Please print every line of the material below, keeping each character unchanged.

[Spatial annotation records]
________________

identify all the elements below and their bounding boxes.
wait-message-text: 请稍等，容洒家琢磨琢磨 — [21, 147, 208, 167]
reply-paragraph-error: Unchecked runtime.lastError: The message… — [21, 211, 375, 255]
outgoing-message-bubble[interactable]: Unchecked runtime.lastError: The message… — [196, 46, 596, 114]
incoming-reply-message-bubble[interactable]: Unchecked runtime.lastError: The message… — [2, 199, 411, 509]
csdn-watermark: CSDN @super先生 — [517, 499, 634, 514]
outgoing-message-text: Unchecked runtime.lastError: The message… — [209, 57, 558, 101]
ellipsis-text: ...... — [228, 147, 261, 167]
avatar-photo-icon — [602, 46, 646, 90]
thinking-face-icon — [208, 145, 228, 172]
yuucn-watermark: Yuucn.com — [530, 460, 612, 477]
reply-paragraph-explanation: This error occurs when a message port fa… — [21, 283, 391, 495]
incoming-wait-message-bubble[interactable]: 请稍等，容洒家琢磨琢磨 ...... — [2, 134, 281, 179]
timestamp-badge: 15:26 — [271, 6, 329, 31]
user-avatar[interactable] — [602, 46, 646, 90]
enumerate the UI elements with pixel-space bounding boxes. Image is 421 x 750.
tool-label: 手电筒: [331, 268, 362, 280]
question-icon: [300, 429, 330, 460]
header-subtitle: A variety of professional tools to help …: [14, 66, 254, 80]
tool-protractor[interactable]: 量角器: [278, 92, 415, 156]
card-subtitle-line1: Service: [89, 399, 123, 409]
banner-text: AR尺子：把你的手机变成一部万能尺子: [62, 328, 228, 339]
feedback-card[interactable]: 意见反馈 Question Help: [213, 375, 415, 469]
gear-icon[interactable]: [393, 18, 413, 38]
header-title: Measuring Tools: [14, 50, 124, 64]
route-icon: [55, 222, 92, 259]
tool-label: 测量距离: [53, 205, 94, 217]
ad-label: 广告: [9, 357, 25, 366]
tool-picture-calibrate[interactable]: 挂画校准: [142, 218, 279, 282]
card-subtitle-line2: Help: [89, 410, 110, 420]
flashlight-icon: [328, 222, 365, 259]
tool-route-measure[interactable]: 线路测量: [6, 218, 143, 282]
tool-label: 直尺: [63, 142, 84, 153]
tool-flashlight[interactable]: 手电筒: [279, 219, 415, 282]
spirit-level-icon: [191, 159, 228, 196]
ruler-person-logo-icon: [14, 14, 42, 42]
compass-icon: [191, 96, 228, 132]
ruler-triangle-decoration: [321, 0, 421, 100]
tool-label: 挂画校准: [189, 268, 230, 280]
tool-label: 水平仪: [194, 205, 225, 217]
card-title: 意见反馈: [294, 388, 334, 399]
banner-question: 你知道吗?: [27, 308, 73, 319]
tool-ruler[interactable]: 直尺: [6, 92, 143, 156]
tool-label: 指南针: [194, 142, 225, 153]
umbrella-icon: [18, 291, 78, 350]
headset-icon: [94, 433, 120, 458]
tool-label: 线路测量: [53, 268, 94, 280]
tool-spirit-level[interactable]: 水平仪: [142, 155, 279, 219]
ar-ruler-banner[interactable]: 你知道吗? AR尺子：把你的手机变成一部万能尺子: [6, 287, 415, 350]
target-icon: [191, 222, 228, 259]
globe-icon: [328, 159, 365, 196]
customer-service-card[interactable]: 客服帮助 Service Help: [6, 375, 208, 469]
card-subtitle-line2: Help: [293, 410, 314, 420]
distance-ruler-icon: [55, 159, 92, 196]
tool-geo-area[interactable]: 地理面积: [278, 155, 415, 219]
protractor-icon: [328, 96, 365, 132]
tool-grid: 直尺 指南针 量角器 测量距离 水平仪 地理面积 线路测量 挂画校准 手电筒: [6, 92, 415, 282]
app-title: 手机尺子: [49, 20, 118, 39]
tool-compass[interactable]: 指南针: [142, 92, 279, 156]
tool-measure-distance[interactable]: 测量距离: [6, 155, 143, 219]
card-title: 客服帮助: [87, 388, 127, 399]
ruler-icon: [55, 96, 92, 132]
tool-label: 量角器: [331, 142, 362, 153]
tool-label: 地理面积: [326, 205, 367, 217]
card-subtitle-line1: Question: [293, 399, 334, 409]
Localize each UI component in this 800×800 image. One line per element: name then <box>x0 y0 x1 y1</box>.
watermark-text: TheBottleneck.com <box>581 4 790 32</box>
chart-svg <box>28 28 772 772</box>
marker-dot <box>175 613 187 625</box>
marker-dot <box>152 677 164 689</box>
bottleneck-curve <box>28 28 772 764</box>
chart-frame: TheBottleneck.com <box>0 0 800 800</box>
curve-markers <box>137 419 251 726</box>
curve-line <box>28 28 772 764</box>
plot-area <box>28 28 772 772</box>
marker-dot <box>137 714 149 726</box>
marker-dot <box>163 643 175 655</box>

________________

§ The result:
identify all the elements below and their bounding boxes.
wait-message-text: 请稍等，容洒家琢磨琢磨 — [21, 147, 208, 167]
reply-paragraph-error: Unchecked runtime.lastError: The message… — [21, 211, 375, 255]
outgoing-message-bubble[interactable]: Unchecked runtime.lastError: The message… — [196, 46, 596, 114]
incoming-reply-message-bubble[interactable]: Unchecked runtime.lastError: The message… — [2, 199, 411, 509]
csdn-watermark: CSDN @super先生 — [517, 499, 634, 514]
outgoing-message-text: Unchecked runtime.lastError: The message… — [209, 57, 558, 101]
ellipsis-text: ...... — [228, 147, 261, 167]
avatar-photo-icon — [602, 46, 646, 90]
thinking-face-icon — [208, 145, 228, 172]
yuucn-watermark: Yuucn.com — [530, 460, 612, 477]
reply-paragraph-explanation: This error occurs when a message port fa… — [21, 283, 391, 495]
incoming-wait-message-bubble[interactable]: 请稍等，容洒家琢磨琢磨 ...... — [2, 134, 281, 179]
timestamp-badge: 15:26 — [271, 6, 329, 31]
user-avatar[interactable] — [602, 46, 646, 90]
enumerate the UI elements with pixel-space bounding boxes. Image is 421 x 750.
tool-label: 手电筒: [331, 268, 362, 280]
question-icon: [300, 429, 330, 460]
header-subtitle: A variety of professional tools to help …: [14, 66, 254, 80]
tool-protractor[interactable]: 量角器: [278, 92, 415, 156]
card-subtitle-line1: Service: [89, 399, 123, 409]
banner-text: AR尺子：把你的手机变成一部万能尺子: [62, 328, 228, 339]
feedback-card[interactable]: 意见反馈 Question Help: [213, 375, 415, 469]
gear-icon[interactable]: [393, 18, 413, 38]
header-title: Measuring Tools: [14, 50, 124, 64]
route-icon: [55, 222, 92, 259]
tool-label: 测量距离: [53, 205, 94, 217]
ad-label: 广告: [9, 357, 25, 366]
tool-picture-calibrate[interactable]: 挂画校准: [142, 218, 279, 282]
card-subtitle-line2: Help: [89, 410, 110, 420]
flashlight-icon: [328, 222, 365, 259]
tool-route-measure[interactable]: 线路测量: [6, 218, 143, 282]
tool-label: 直尺: [63, 142, 84, 153]
tool-flashlight[interactable]: 手电筒: [279, 219, 415, 282]
spirit-level-icon: [191, 159, 228, 196]
ruler-person-logo-icon: [14, 14, 42, 42]
compass-icon: [191, 96, 228, 132]
ruler-triangle-decoration: [321, 0, 421, 100]
tool-label: 挂画校准: [189, 268, 230, 280]
tool-label: 水平仪: [194, 205, 225, 217]
card-title: 意见反馈: [294, 388, 334, 399]
banner-question: 你知道吗?: [27, 308, 73, 319]
tool-ruler[interactable]: 直尺: [6, 92, 143, 156]
tool-label: 指南针: [194, 142, 225, 153]
umbrella-icon: [18, 291, 78, 350]
headset-icon: [94, 433, 120, 458]
tool-label: 线路测量: [53, 268, 94, 280]
tool-spirit-level[interactable]: 水平仪: [142, 155, 279, 219]
ar-ruler-banner[interactable]: 你知道吗? AR尺子：把你的手机变成一部万能尺子: [6, 287, 415, 350]
target-icon: [191, 222, 228, 259]
globe-icon: [328, 159, 365, 196]
customer-service-card[interactable]: 客服帮助 Service Help: [6, 375, 208, 469]
card-subtitle-line2: Help: [293, 410, 314, 420]
distance-ruler-icon: [55, 159, 92, 196]
tool-geo-area[interactable]: 地理面积: [278, 155, 415, 219]
protractor-icon: [328, 96, 365, 132]
tool-grid: 直尺 指南针 量角器 测量距离 水平仪 地理面积 线路测量 挂画校准 手电筒: [6, 92, 415, 282]
app-title: 手机尺子: [49, 20, 118, 39]
tool-compass[interactable]: 指南针: [142, 92, 279, 156]
tool-measure-distance[interactable]: 测量距离: [6, 155, 143, 219]
card-title: 客服帮助: [87, 388, 127, 399]
ruler-icon: [55, 96, 92, 132]
tool-label: 量角器: [331, 142, 362, 153]
tool-label: 地理面积: [326, 205, 367, 217]
card-subtitle-line1: Question: [293, 399, 334, 409]
Localize each UI component in this 800×800 image. One line per element: name then <box>x0 y0 x1 y1</box>.
watermark-text: TheBottleneck.com <box>581 4 790 32</box>
chart-svg <box>28 28 772 772</box>
marker-dot <box>175 613 187 625</box>
marker-dot <box>152 677 164 689</box>
bottleneck-curve <box>28 28 772 764</box>
chart-frame: TheBottleneck.com <box>0 0 800 800</box>
curve-markers <box>137 419 251 726</box>
curve-line <box>28 28 772 764</box>
plot-area <box>28 28 772 772</box>
marker-dot <box>137 714 149 726</box>
marker-dot <box>163 643 175 655</box>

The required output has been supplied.